---------- PROVIDED DATA ----------

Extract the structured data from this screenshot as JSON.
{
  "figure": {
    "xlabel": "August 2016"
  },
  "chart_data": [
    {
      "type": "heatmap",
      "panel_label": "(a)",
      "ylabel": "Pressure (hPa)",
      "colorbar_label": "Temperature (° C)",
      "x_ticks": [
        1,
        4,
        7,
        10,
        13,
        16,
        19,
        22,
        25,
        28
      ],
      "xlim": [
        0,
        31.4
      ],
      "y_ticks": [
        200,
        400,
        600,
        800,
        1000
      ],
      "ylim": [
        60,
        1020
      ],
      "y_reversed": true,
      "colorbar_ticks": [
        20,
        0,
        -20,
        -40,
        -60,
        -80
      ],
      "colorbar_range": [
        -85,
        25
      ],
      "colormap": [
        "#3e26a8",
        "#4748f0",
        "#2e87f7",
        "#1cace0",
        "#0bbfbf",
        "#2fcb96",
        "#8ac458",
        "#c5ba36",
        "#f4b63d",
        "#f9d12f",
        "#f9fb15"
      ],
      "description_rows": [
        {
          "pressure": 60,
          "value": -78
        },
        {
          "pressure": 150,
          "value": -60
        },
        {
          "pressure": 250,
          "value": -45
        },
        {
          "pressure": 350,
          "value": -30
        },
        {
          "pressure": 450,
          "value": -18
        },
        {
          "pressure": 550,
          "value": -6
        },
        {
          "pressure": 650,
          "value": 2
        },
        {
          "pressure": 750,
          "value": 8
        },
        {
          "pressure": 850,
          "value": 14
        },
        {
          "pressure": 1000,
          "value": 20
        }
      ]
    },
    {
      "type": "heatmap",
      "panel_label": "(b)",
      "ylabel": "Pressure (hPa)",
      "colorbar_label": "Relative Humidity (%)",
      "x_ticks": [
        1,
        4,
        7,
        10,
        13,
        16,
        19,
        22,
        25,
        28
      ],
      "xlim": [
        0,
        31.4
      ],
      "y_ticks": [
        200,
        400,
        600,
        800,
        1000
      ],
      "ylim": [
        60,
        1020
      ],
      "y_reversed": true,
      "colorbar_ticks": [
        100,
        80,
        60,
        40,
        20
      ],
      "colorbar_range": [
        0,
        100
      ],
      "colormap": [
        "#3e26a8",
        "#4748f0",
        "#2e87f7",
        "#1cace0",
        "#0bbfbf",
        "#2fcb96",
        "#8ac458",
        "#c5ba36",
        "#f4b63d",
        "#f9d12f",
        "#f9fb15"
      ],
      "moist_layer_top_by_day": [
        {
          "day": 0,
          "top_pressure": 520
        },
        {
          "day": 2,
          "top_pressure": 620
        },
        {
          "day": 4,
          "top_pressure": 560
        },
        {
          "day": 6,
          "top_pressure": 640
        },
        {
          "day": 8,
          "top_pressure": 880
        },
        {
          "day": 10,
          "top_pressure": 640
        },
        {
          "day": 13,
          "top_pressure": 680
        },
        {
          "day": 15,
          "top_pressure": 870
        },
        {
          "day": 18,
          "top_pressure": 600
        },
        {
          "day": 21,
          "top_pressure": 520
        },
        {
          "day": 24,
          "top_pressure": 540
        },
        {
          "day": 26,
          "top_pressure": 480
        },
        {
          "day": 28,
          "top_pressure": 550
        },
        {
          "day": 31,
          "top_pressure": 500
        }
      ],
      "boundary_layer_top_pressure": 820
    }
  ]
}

----------

→ **WHAT IS ASKED**: Write out each line of the data above again, exactly as given.

→ **TASK SOLUTION**:
Extract the structured data from this screenshot as JSON.
{
  "figure": {
    "xlabel": "August 2016"
  },
  "chart_data": [
    {
      "type": "heatmap",
      "panel_label": "(a)",
      "ylabel": "Pressure (hPa)",
      "colorbar_label": "Temperature (° C)",
      "x_ticks": [
        1,
        4,
        7,
        10,
        13,
        16,
        19,
        22,
        25,
        28
      ],
      "xlim": [
        0,
        31.4
      ],
      "y_ticks": [
        200,
        400,
        600,
        800,
        1000
      ],
      "ylim": [
        60,
        1020
      ],
      "y_reversed": true,
      "colorbar_ticks": [
        20,
        0,
        -20,
        -40,
        -60,
        -80
      ],
      "colorbar_range": [
        -85,
        25
      ],
      "colormap": [
        "#3e26a8",
        "#4748f0",
        "#2e87f7",
        "#1cace0",
        "#0bbfbf",
        "#2fcb96",
        "#8ac458",
        "#c5ba36",
        "#f4b63d",
        "#f9d12f",
        "#f9fb15"
      ],
      "description_rows": [
        {
          "pressure": 60,
          "value": -78
        },
        {
          "pressure": 150,
          "value": -60
        },
        {
          "pressure": 250,
          "value": -45
        },
        {
          "pressure": 350,
          "value": -30
        },
        {
          "pressure": 450,
          "value": -18
        },
        {
          "pressure": 550,
          "value": -6
        },
        {
          "pressure": 650,
          "value": 2
        },
        {
          "pressure": 750,
          "value": 8
        },
        {
          "pressure": 850,
          "value": 14
        },
        {
          "pressure": 1000,
          "value": 20
        }
      ]
    },
    {
      "type": "heatmap",
      "panel_label": "(b)",
      "ylabel": "Pressure (hPa)",
      "colorbar_label": "Relative Humidity (%)",
      "x_ticks": [
        1,
        4,
        7,
        10,
        13,
        16,
        19,
        22,
        25,
        28
      ],
      "xlim": [
        0,
        31.4
      ],
      "y_ticks": [
        200,
        400,
        600,
        800,
        1000
      ],
      "ylim": [
        60,
        1020
      ],
      "y_reversed": true,
      "colorbar_ticks": [
        100,
        80,
        60,
        40,
        20
      ],
      "colorbar_range": [
        0,
        100
      ],
      "colormap": [
        "#3e26a8",
        "#4748f0",
        "#2e87f7",
        "#1cace0",
        "#0bbfbf",
        "#2fcb96",
        "#8ac458",
        "#c5ba36",
        "#f4b63d",
        "#f9d12f",
        "#f9fb15"
      ],
      "moist_layer_top_by_day": [
        {
          "day": 0,
          "top_pressure": 520
        },
        {
          "day": 2,
          "top_pressure": 620
        },
        {
          "day": 4,
          "top_pressure": 560
        },
        {
          "day": 6,
          "top_pressure": 640
        },
        {
          "day": 8,
          "top_pressure": 880
        },
        {
          "day": 10,
          "top_pressure": 640
        },
        {
          "day": 13,
          "top_pressure": 680
        },
        {
          "day": 15,
          "top_pressure": 870
        },
        {
          "day": 18,
          "top_pressure": 600
        },
        {
          "day": 21,
          "top_pressure": 520
        },
        {
          "day": 24,
          "top_pressure": 540
        },
        {
          "day": 26,
          "top_pressure": 480
        },
        {
          "day": 28,
          "top_pressure": 550
        },
        {
          "day": 31,
          "top_pressure": 500
        }
      ],
      "boundary_layer_top_pressure": 820
    }
  ]
}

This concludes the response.